Written instruction: Transcribe the listing that follows in full, omitting pictures.

Dataset records on visual material
* Begin *

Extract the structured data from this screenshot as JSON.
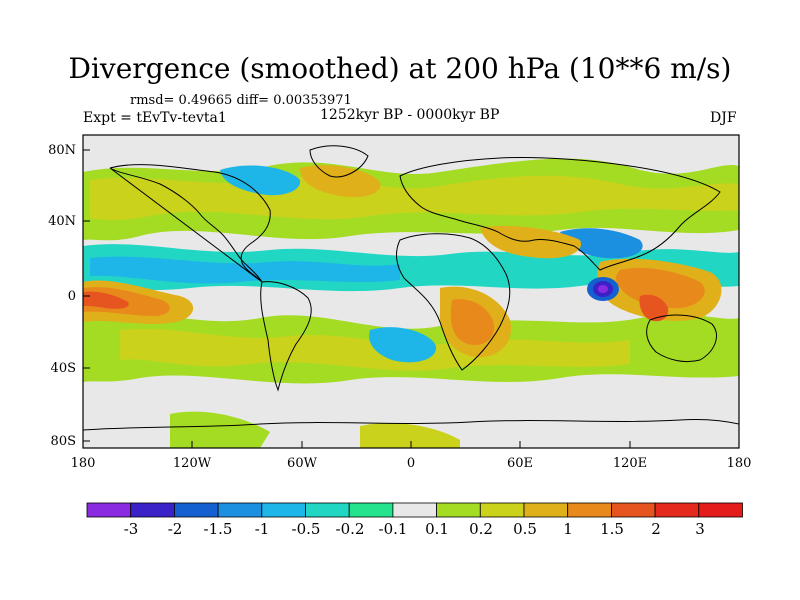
{
  "title": "Divergence (smoothed) at 200 hPa (10**6 m/s)",
  "stats": "rmsd= 0.49665  diff= 0.00353971",
  "experiment": "Expt = tEvTv-tevta1",
  "period": "1252kyr BP - 0000kyr BP",
  "season": "DJF",
  "axes": {
    "y_ticks": [
      "80N",
      "40N",
      "0",
      "40S",
      "80S"
    ],
    "x_ticks": [
      "180",
      "120W",
      "60W",
      "0",
      "60E",
      "120E",
      "180"
    ]
  },
  "colorbar": {
    "labels": [
      "-3",
      "-2",
      "-1.5",
      "-1",
      "-0.5",
      "-0.2",
      "-0.1",
      "0.1",
      "0.2",
      "0.5",
      "1",
      "1.5",
      "2",
      "3"
    ],
    "colors": [
      "#8a2be2",
      "#3a22c8",
      "#1560d0",
      "#1b8fe0",
      "#1eb5e8",
      "#22d6c4",
      "#25e38c",
      "#e8e8e8",
      "#a4dc24",
      "#cbd21c",
      "#e0b01a",
      "#e8891c",
      "#e65520",
      "#e42a1c",
      "#e41c1c"
    ]
  },
  "colors": {
    "background_fill": "#e8e8e8",
    "coast": "#000000"
  }
}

* End *

Answer to this task:
Extract the structured data from this screenshot as JSON.
{
  "title": "Divergence (smoothed) at 200 hPa (10**6 m/s)",
  "stats": "rmsd= 0.49665  diff= 0.00353971",
  "experiment": "Expt = tEvTv-tevta1",
  "period": "1252kyr BP - 0000kyr BP",
  "season": "DJF",
  "axes": {
    "y_ticks": [
      "80N",
      "40N",
      "0",
      "40S",
      "80S"
    ],
    "x_ticks": [
      "180",
      "120W",
      "60W",
      "0",
      "60E",
      "120E",
      "180"
    ]
  },
  "colorbar": {
    "labels": [
      "-3",
      "-2",
      "-1.5",
      "-1",
      "-0.5",
      "-0.2",
      "-0.1",
      "0.1",
      "0.2",
      "0.5",
      "1",
      "1.5",
      "2",
      "3"
    ],
    "colors": [
      "#8a2be2",
      "#3a22c8",
      "#1560d0",
      "#1b8fe0",
      "#1eb5e8",
      "#22d6c4",
      "#25e38c",
      "#e8e8e8",
      "#a4dc24",
      "#cbd21c",
      "#e0b01a",
      "#e8891c",
      "#e65520",
      "#e42a1c",
      "#e41c1c"
    ]
  },
  "colors": {
    "background_fill": "#e8e8e8",
    "coast": "#000000"
  }
}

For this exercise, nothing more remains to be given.